* _Aim_:
Pictures in the data below are not part of the copy; transcribe everything else exactly.

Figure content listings
(begin)

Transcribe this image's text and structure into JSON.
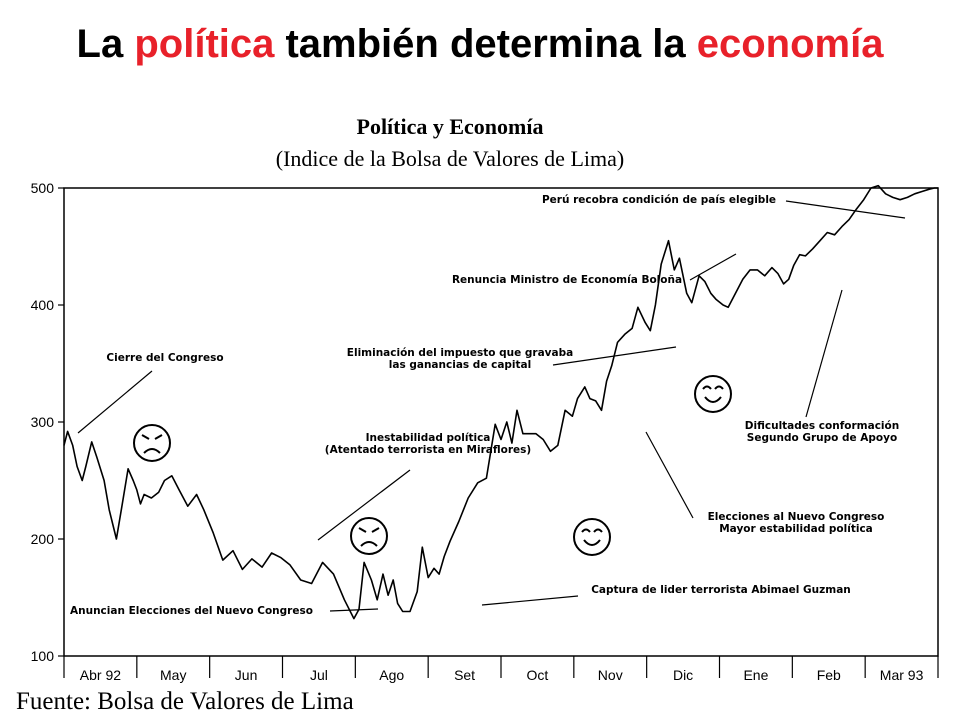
{
  "slide_title": {
    "part1": "La ",
    "part2": "política",
    "part3": " también determina la ",
    "part4": "economía",
    "accent_color": "#e8212a"
  },
  "source": "Fuente: Bolsa de Valores de Lima",
  "chart_data": {
    "type": "line",
    "title": "Política y Economía",
    "subtitle": "(Indice de la Bolsa de Valores de Lima)",
    "xlabel": "",
    "ylabel": "",
    "ylim": [
      100,
      500
    ],
    "xlim": [
      0,
      12
    ],
    "grid": false,
    "yticks": [
      100,
      200,
      300,
      400,
      500
    ],
    "categories": [
      "Abr 92",
      "May",
      "Jun",
      "Jul",
      "Ago",
      "Set",
      "Oct",
      "Nov",
      "Dic",
      "Ene",
      "Feb",
      "Mar 93"
    ],
    "series": [
      {
        "color": "#000000",
        "x": [
          0,
          0.05,
          0.12,
          0.18,
          0.25,
          0.3,
          0.38,
          0.45,
          0.55,
          0.62,
          0.72,
          0.8,
          0.88,
          0.95,
          1.0,
          1.05,
          1.1,
          1.2,
          1.3,
          1.38,
          1.48,
          1.58,
          1.7,
          1.82,
          1.92,
          2.05,
          2.18,
          2.32,
          2.45,
          2.58,
          2.72,
          2.85,
          2.98,
          3.1,
          3.25,
          3.4,
          3.55,
          3.7,
          3.85,
          3.98,
          4.05,
          4.12,
          4.22,
          4.3,
          4.38,
          4.45,
          4.52,
          4.58,
          4.65,
          4.75,
          4.85,
          4.92,
          5.0,
          5.08,
          5.15,
          5.22,
          5.3,
          5.42,
          5.55,
          5.68,
          5.8,
          5.92,
          6.0,
          6.08,
          6.15,
          6.22,
          6.3,
          6.38,
          6.48,
          6.58,
          6.68,
          6.78,
          6.88,
          6.98,
          7.05,
          7.15,
          7.22,
          7.3,
          7.38,
          7.45,
          7.52,
          7.6,
          7.7,
          7.8,
          7.88,
          7.98,
          8.05,
          8.12,
          8.2,
          8.3,
          8.38,
          8.45,
          8.55,
          8.62,
          8.72,
          8.8,
          8.88,
          8.95,
          9.05,
          9.12,
          9.22,
          9.32,
          9.42,
          9.52,
          9.62,
          9.72,
          9.8,
          9.88,
          9.95,
          10.02,
          10.1,
          10.18,
          10.28,
          10.38,
          10.48,
          10.58,
          10.68,
          10.78,
          10.88,
          10.98,
          11.08,
          11.18,
          11.28,
          11.38,
          11.48,
          11.58,
          11.68,
          11.78,
          11.88,
          11.95,
          12.0
        ],
        "values": [
          280,
          292,
          280,
          262,
          250,
          262,
          283,
          270,
          250,
          225,
          200,
          230,
          260,
          250,
          242,
          230,
          238,
          235,
          240,
          250,
          254,
          242,
          228,
          238,
          225,
          205,
          182,
          190,
          174,
          183,
          176,
          188,
          184,
          178,
          165,
          162,
          180,
          170,
          148,
          132,
          140,
          180,
          165,
          148,
          170,
          152,
          165,
          145,
          138,
          138,
          155,
          193,
          167,
          175,
          170,
          185,
          198,
          215,
          235,
          248,
          252,
          298,
          285,
          300,
          282,
          310,
          290,
          290,
          290,
          285,
          275,
          280,
          310,
          305,
          320,
          330,
          320,
          318,
          310,
          335,
          348,
          368,
          375,
          380,
          398,
          385,
          378,
          400,
          435,
          455,
          430,
          440,
          410,
          402,
          425,
          420,
          410,
          405,
          400,
          398,
          410,
          422,
          430,
          430,
          425,
          432,
          427,
          418,
          422,
          434,
          443,
          442,
          448,
          455,
          462,
          460,
          467,
          473,
          482,
          490,
          500,
          502,
          495,
          492,
          490,
          492,
          495,
          497,
          499,
          500,
          500
        ]
      }
    ],
    "annotations": [
      {
        "lines": [
          "Cierre del Congreso"
        ]
      },
      {
        "lines": [
          "Anuncian Elecciones del Nuevo Congreso"
        ]
      },
      {
        "lines": [
          "Inestabilidad política",
          "(Atentado terrorista en Miraflores)"
        ]
      },
      {
        "lines": [
          "Eliminación del impuesto que gravaba",
          "las ganancias de capital"
        ]
      },
      {
        "lines": [
          "Renuncia Ministro de Economía Boloña"
        ]
      },
      {
        "lines": [
          "Perú recobra condición de país elegible"
        ]
      },
      {
        "lines": [
          "Captura de lider terrorista Abimael Guzman"
        ]
      },
      {
        "lines": [
          "Elecciones al Nuevo Congreso",
          "Mayor estabilidad política"
        ]
      },
      {
        "lines": [
          "Dificultades conformación",
          "Segundo Grupo de Apoyo"
        ]
      }
    ],
    "faces": [
      "frown-face",
      "frown-face",
      "smile-face",
      "smile-face"
    ]
  }
}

(end)

* _Answer to this problem_:
Transcribe this image's text and structure into JSON.
{
  "slide_title": {
    "part1": "La ",
    "part2": "política",
    "part3": " también determina la ",
    "part4": "economía",
    "accent_color": "#e8212a"
  },
  "source": "Fuente: Bolsa de Valores de Lima",
  "chart_data": {
    "type": "line",
    "title": "Política y Economía",
    "subtitle": "(Indice de la Bolsa de Valores de Lima)",
    "xlabel": "",
    "ylabel": "",
    "ylim": [
      100,
      500
    ],
    "xlim": [
      0,
      12
    ],
    "grid": false,
    "yticks": [
      100,
      200,
      300,
      400,
      500
    ],
    "categories": [
      "Abr 92",
      "May",
      "Jun",
      "Jul",
      "Ago",
      "Set",
      "Oct",
      "Nov",
      "Dic",
      "Ene",
      "Feb",
      "Mar 93"
    ],
    "series": [
      {
        "color": "#000000",
        "x": [
          0,
          0.05,
          0.12,
          0.18,
          0.25,
          0.3,
          0.38,
          0.45,
          0.55,
          0.62,
          0.72,
          0.8,
          0.88,
          0.95,
          1.0,
          1.05,
          1.1,
          1.2,
          1.3,
          1.38,
          1.48,
          1.58,
          1.7,
          1.82,
          1.92,
          2.05,
          2.18,
          2.32,
          2.45,
          2.58,
          2.72,
          2.85,
          2.98,
          3.1,
          3.25,
          3.4,
          3.55,
          3.7,
          3.85,
          3.98,
          4.05,
          4.12,
          4.22,
          4.3,
          4.38,
          4.45,
          4.52,
          4.58,
          4.65,
          4.75,
          4.85,
          4.92,
          5.0,
          5.08,
          5.15,
          5.22,
          5.3,
          5.42,
          5.55,
          5.68,
          5.8,
          5.92,
          6.0,
          6.08,
          6.15,
          6.22,
          6.3,
          6.38,
          6.48,
          6.58,
          6.68,
          6.78,
          6.88,
          6.98,
          7.05,
          7.15,
          7.22,
          7.3,
          7.38,
          7.45,
          7.52,
          7.6,
          7.7,
          7.8,
          7.88,
          7.98,
          8.05,
          8.12,
          8.2,
          8.3,
          8.38,
          8.45,
          8.55,
          8.62,
          8.72,
          8.8,
          8.88,
          8.95,
          9.05,
          9.12,
          9.22,
          9.32,
          9.42,
          9.52,
          9.62,
          9.72,
          9.8,
          9.88,
          9.95,
          10.02,
          10.1,
          10.18,
          10.28,
          10.38,
          10.48,
          10.58,
          10.68,
          10.78,
          10.88,
          10.98,
          11.08,
          11.18,
          11.28,
          11.38,
          11.48,
          11.58,
          11.68,
          11.78,
          11.88,
          11.95,
          12.0
        ],
        "values": [
          280,
          292,
          280,
          262,
          250,
          262,
          283,
          270,
          250,
          225,
          200,
          230,
          260,
          250,
          242,
          230,
          238,
          235,
          240,
          250,
          254,
          242,
          228,
          238,
          225,
          205,
          182,
          190,
          174,
          183,
          176,
          188,
          184,
          178,
          165,
          162,
          180,
          170,
          148,
          132,
          140,
          180,
          165,
          148,
          170,
          152,
          165,
          145,
          138,
          138,
          155,
          193,
          167,
          175,
          170,
          185,
          198,
          215,
          235,
          248,
          252,
          298,
          285,
          300,
          282,
          310,
          290,
          290,
          290,
          285,
          275,
          280,
          310,
          305,
          320,
          330,
          320,
          318,
          310,
          335,
          348,
          368,
          375,
          380,
          398,
          385,
          378,
          400,
          435,
          455,
          430,
          440,
          410,
          402,
          425,
          420,
          410,
          405,
          400,
          398,
          410,
          422,
          430,
          430,
          425,
          432,
          427,
          418,
          422,
          434,
          443,
          442,
          448,
          455,
          462,
          460,
          467,
          473,
          482,
          490,
          500,
          502,
          495,
          492,
          490,
          492,
          495,
          497,
          499,
          500,
          500
        ]
      }
    ],
    "annotations": [
      {
        "lines": [
          "Cierre del Congreso"
        ]
      },
      {
        "lines": [
          "Anuncian Elecciones del Nuevo Congreso"
        ]
      },
      {
        "lines": [
          "Inestabilidad política",
          "(Atentado terrorista en Miraflores)"
        ]
      },
      {
        "lines": [
          "Eliminación del impuesto que gravaba",
          "las ganancias de capital"
        ]
      },
      {
        "lines": [
          "Renuncia Ministro de Economía Boloña"
        ]
      },
      {
        "lines": [
          "Perú recobra condición de país elegible"
        ]
      },
      {
        "lines": [
          "Captura de lider terrorista Abimael Guzman"
        ]
      },
      {
        "lines": [
          "Elecciones al Nuevo Congreso",
          "Mayor estabilidad política"
        ]
      },
      {
        "lines": [
          "Dificultades conformación",
          "Segundo Grupo de Apoyo"
        ]
      }
    ],
    "faces": [
      "frown-face",
      "frown-face",
      "smile-face",
      "smile-face"
    ]
  }
}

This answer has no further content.